### Direction:
Of all the lines in these entries, how many contain the string "JSON"? Give only that count.
===== Supplied data
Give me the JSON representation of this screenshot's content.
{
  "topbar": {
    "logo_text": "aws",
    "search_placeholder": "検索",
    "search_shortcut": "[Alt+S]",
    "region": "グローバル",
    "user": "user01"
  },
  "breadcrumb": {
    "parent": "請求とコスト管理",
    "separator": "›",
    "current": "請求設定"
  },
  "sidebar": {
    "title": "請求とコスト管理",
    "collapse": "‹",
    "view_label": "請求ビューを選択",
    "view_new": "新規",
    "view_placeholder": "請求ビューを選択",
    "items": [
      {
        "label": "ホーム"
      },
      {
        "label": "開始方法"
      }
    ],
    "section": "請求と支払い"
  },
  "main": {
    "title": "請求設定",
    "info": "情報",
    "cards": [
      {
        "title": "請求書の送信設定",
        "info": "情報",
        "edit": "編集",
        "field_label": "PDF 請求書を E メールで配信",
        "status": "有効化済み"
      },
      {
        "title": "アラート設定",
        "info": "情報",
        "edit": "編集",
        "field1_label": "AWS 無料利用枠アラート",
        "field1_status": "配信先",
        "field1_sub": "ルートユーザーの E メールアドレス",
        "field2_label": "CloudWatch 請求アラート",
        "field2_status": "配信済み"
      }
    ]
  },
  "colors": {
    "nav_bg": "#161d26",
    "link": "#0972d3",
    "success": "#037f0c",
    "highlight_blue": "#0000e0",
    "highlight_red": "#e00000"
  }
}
==========
===== Supplied data
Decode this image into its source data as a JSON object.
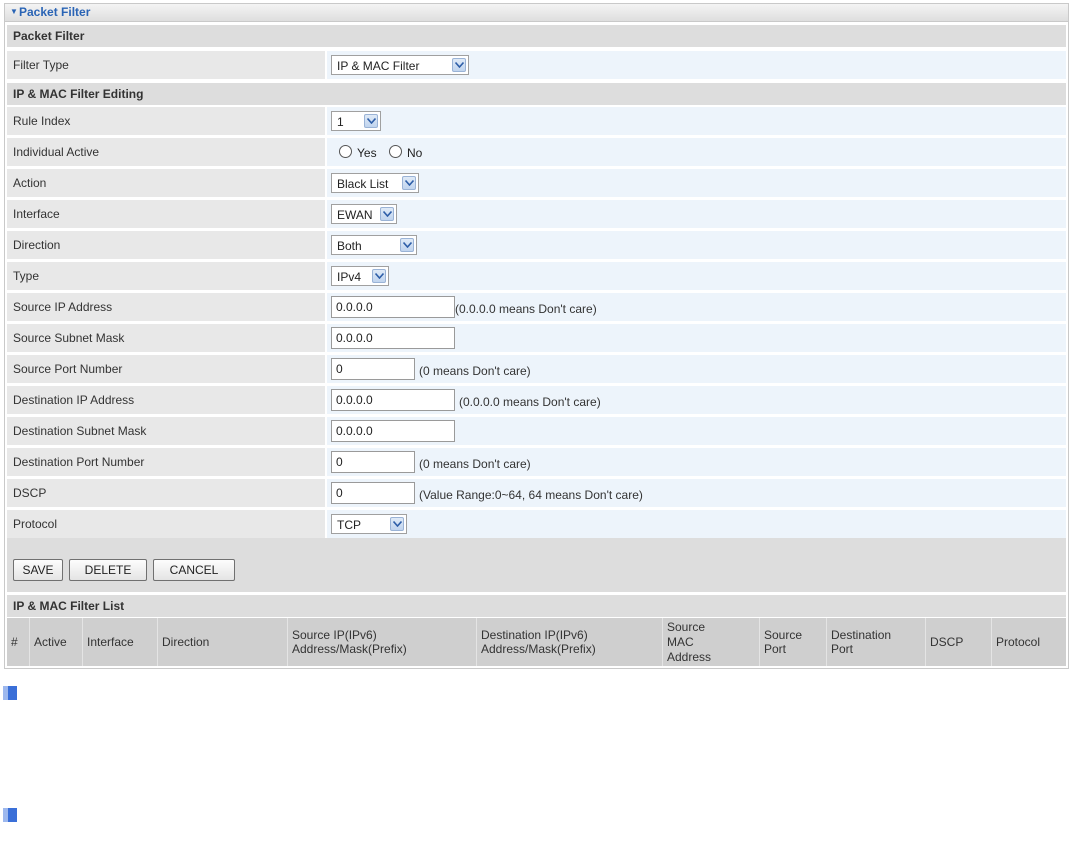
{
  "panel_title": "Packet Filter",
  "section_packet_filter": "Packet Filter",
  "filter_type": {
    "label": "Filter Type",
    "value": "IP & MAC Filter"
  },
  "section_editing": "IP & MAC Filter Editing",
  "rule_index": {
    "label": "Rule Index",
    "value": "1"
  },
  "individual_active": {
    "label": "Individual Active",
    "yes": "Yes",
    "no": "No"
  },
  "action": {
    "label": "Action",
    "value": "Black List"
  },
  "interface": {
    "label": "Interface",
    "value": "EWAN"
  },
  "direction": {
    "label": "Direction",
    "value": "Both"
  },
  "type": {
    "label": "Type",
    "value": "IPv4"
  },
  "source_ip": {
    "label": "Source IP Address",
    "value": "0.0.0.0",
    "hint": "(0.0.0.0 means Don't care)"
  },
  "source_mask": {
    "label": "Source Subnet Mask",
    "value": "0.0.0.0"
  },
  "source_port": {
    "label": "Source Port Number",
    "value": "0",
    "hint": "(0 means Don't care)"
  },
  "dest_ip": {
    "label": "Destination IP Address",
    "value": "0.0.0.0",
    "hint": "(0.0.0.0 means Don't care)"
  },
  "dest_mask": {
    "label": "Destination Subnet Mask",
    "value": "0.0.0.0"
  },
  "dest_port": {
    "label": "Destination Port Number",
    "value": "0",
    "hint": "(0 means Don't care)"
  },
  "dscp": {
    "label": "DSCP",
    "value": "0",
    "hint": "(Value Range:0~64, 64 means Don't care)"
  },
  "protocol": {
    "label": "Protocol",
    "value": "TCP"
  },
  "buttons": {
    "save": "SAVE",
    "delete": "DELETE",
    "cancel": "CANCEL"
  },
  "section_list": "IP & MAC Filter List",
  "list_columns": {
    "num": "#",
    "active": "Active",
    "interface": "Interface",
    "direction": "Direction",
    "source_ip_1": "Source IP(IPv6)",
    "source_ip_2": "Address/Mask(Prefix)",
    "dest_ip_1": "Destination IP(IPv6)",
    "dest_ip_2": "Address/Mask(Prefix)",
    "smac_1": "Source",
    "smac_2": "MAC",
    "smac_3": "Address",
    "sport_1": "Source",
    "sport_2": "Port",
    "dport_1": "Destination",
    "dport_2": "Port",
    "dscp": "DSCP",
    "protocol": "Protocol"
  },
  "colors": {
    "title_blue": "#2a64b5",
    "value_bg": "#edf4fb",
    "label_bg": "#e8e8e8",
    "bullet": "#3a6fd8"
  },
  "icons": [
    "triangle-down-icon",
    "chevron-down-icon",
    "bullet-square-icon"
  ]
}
==========
### Complete answer:
2